Your task is to gather the lines below that hold the string "subtitle".

(Dataset excerpts)
━━━━━━

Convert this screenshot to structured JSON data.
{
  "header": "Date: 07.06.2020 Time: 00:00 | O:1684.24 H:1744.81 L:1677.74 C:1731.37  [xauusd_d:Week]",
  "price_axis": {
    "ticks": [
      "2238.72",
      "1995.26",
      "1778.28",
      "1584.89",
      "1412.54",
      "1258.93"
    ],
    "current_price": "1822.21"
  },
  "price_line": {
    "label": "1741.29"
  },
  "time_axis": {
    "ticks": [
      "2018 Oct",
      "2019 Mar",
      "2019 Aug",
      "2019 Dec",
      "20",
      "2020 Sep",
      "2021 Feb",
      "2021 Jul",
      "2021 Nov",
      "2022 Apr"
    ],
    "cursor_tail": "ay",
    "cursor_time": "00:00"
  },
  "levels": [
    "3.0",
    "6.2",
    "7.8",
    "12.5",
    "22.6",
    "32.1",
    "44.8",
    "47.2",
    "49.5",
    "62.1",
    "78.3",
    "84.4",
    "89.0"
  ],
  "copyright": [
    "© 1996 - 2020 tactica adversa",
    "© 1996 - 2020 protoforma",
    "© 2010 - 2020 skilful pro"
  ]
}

━━━━━━

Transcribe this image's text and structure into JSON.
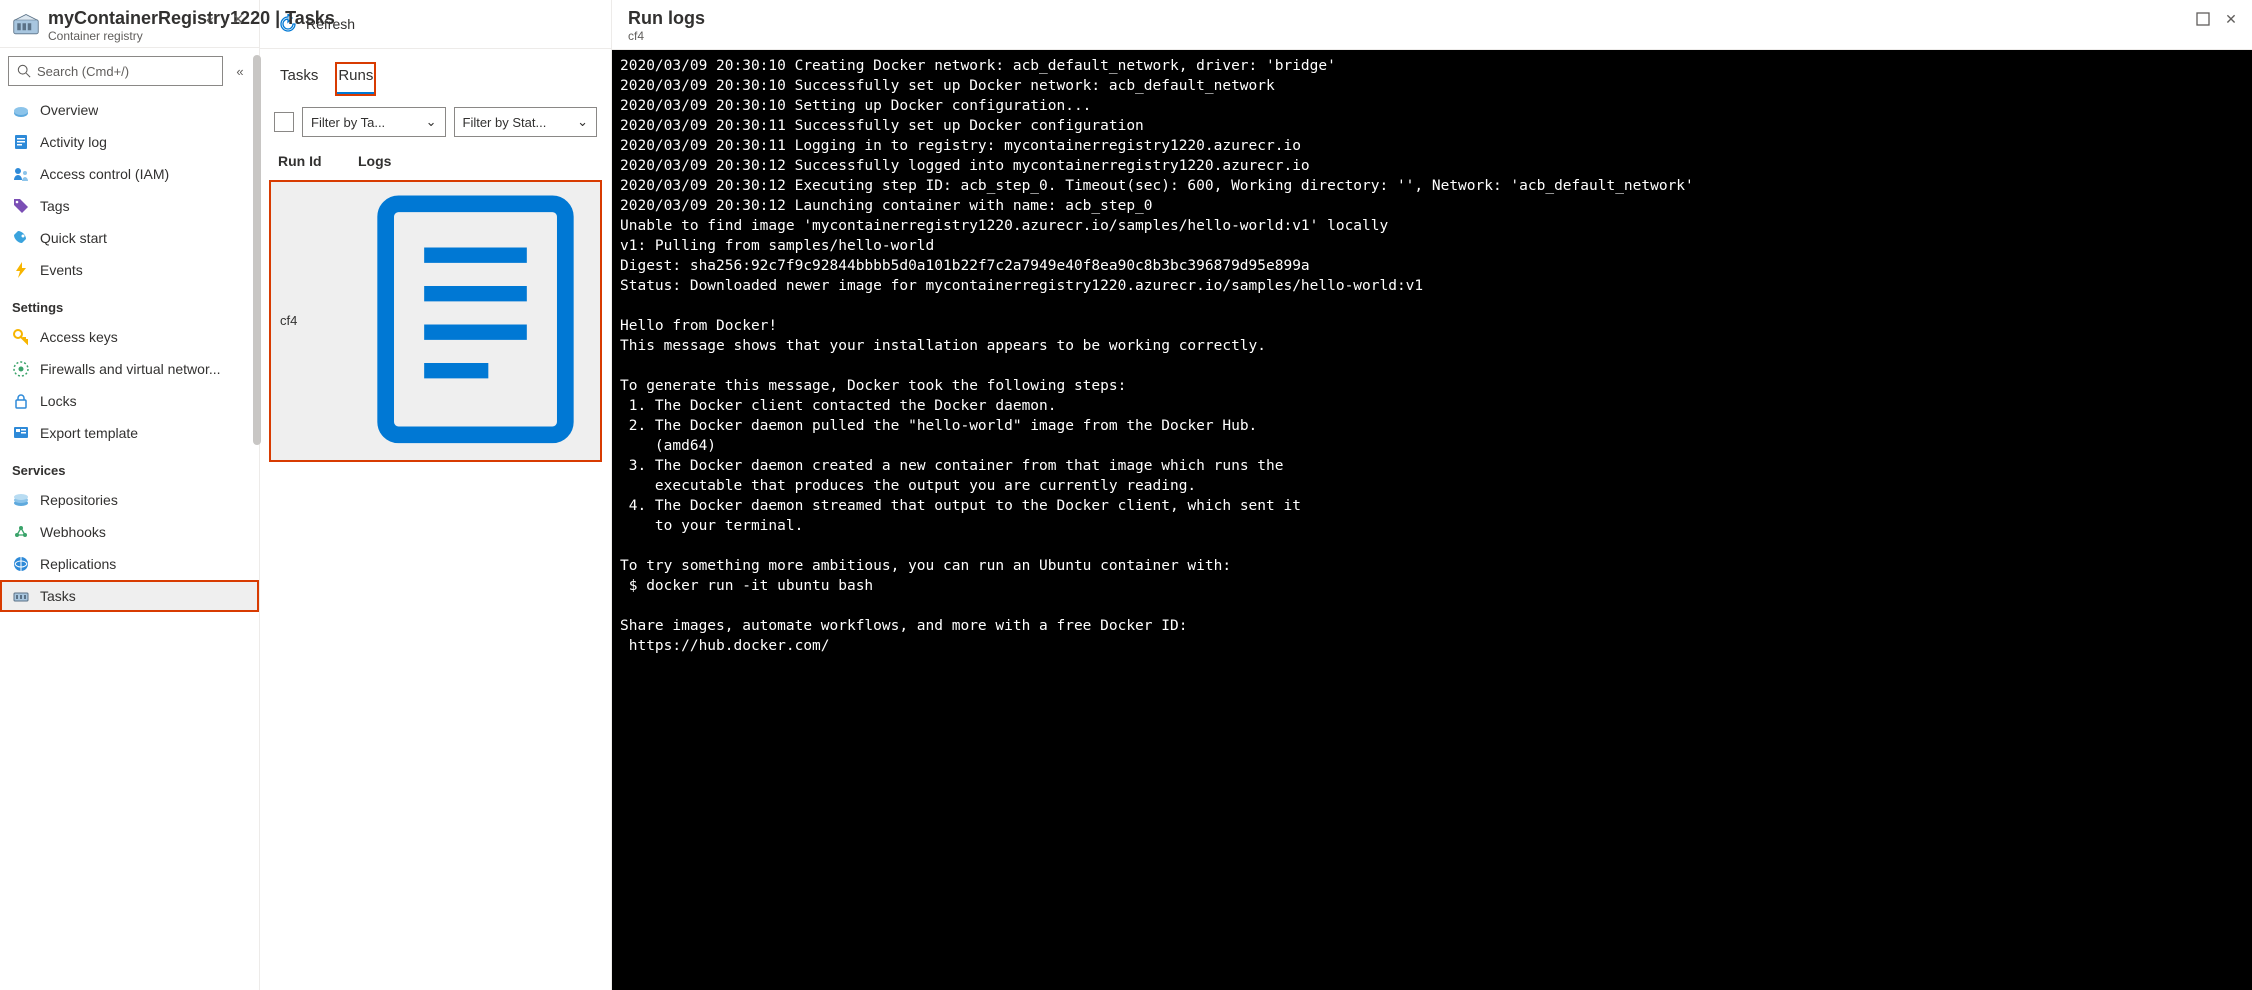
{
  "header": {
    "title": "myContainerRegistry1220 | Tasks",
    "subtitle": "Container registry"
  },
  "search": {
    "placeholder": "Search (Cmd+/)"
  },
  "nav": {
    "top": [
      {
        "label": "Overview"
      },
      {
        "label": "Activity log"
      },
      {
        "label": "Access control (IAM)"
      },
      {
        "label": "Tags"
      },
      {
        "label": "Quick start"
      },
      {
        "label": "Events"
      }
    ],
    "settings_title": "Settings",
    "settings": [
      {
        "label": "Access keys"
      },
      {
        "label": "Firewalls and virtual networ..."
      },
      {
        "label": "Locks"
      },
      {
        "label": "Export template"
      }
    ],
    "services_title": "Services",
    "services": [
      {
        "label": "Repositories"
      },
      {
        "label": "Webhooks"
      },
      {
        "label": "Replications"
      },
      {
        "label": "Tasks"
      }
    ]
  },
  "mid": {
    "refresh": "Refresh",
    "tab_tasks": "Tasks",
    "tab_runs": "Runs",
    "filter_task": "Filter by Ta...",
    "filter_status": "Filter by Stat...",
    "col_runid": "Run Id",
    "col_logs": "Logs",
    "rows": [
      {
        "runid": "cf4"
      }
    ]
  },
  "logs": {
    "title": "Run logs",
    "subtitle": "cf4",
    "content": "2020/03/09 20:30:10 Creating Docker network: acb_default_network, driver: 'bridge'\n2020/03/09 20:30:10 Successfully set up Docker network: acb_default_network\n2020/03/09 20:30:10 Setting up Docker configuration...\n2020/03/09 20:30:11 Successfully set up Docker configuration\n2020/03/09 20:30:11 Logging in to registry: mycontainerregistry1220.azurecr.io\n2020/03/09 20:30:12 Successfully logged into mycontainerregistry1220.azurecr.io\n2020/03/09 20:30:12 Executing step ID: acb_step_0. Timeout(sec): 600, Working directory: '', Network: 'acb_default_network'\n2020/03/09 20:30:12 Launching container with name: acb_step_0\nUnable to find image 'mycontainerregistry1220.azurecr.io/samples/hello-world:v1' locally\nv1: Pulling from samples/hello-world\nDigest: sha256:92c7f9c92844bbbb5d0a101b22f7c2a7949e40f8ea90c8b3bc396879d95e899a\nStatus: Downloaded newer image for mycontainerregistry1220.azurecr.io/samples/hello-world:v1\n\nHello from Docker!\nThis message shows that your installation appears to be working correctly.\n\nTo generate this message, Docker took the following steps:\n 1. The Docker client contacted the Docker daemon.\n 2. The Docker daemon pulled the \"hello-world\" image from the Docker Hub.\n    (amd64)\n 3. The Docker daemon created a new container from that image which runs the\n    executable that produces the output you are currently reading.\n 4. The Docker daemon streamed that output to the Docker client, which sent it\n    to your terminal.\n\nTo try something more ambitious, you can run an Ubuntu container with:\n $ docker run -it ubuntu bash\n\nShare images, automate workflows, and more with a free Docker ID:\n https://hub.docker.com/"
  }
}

━━━━━━

* [SOLUTION FOR THIS TASK]:
    "subtitle": "Container registry"
    "subtitle": "cf4",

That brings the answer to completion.